** Start of DATA SHOWN **

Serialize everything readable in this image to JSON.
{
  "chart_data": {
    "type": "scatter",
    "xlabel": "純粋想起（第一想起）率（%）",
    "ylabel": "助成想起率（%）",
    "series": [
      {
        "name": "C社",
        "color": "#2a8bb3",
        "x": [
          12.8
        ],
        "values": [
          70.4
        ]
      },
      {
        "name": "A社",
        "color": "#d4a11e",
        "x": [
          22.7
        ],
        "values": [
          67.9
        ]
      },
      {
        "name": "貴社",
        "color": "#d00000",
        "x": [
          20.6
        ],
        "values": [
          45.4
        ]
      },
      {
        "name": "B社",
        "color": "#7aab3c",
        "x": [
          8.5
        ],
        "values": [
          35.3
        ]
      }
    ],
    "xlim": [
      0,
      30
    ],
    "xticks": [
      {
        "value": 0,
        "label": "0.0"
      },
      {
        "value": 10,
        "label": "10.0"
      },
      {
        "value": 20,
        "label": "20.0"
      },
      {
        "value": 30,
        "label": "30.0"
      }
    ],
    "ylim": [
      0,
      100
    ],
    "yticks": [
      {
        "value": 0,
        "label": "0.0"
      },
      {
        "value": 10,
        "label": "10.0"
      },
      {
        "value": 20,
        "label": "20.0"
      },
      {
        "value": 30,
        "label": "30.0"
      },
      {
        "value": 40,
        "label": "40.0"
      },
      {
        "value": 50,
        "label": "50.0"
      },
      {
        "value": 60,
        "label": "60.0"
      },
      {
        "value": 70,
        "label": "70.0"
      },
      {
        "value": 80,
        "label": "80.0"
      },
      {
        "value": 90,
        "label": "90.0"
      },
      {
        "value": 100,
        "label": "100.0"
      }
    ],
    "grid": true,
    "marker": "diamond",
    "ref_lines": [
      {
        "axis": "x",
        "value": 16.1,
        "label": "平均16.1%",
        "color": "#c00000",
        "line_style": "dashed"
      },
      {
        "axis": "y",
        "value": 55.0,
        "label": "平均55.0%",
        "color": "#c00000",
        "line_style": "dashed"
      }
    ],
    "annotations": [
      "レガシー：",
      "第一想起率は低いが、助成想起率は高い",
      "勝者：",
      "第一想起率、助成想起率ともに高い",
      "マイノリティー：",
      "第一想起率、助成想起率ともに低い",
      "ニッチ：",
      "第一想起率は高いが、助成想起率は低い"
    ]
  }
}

** End of DATA SHOWN **

## SHORT TASK
Extract every record. Keep wording exact.

## FULL OUTPUT
Serialize everything readable in this image to JSON.
{
  "chart_data": {
    "type": "scatter",
    "xlabel": "純粋想起（第一想起）率（%）",
    "ylabel": "助成想起率（%）",
    "series": [
      {
        "name": "C社",
        "color": "#2a8bb3",
        "x": [
          12.8
        ],
        "values": [
          70.4
        ]
      },
      {
        "name": "A社",
        "color": "#d4a11e",
        "x": [
          22.7
        ],
        "values": [
          67.9
        ]
      },
      {
        "name": "貴社",
        "color": "#d00000",
        "x": [
          20.6
        ],
        "values": [
          45.4
        ]
      },
      {
        "name": "B社",
        "color": "#7aab3c",
        "x": [
          8.5
        ],
        "values": [
          35.3
        ]
      }
    ],
    "xlim": [
      0,
      30
    ],
    "xticks": [
      {
        "value": 0,
        "label": "0.0"
      },
      {
        "value": 10,
        "label": "10.0"
      },
      {
        "value": 20,
        "label": "20.0"
      },
      {
        "value": 30,
        "label": "30.0"
      }
    ],
    "ylim": [
      0,
      100
    ],
    "yticks": [
      {
        "value": 0,
        "label": "0.0"
      },
      {
        "value": 10,
        "label": "10.0"
      },
      {
        "value": 20,
        "label": "20.0"
      },
      {
        "value": 30,
        "label": "30.0"
      },
      {
        "value": 40,
        "label": "40.0"
      },
      {
        "value": 50,
        "label": "50.0"
      },
      {
        "value": 60,
        "label": "60.0"
      },
      {
        "value": 70,
        "label": "70.0"
      },
      {
        "value": 80,
        "label": "80.0"
      },
      {
        "value": 90,
        "label": "90.0"
      },
      {
        "value": 100,
        "label": "100.0"
      }
    ],
    "grid": true,
    "marker": "diamond",
    "ref_lines": [
      {
        "axis": "x",
        "value": 16.1,
        "label": "平均16.1%",
        "color": "#c00000",
        "line_style": "dashed"
      },
      {
        "axis": "y",
        "value": 55.0,
        "label": "平均55.0%",
        "color": "#c00000",
        "line_style": "dashed"
      }
    ],
    "annotations": [
      "レガシー：",
      "第一想起率は低いが、助成想起率は高い",
      "勝者：",
      "第一想起率、助成想起率ともに高い",
      "マイノリティー：",
      "第一想起率、助成想起率ともに低い",
      "ニッチ：",
      "第一想起率は高いが、助成想起率は低い"
    ]
  }
}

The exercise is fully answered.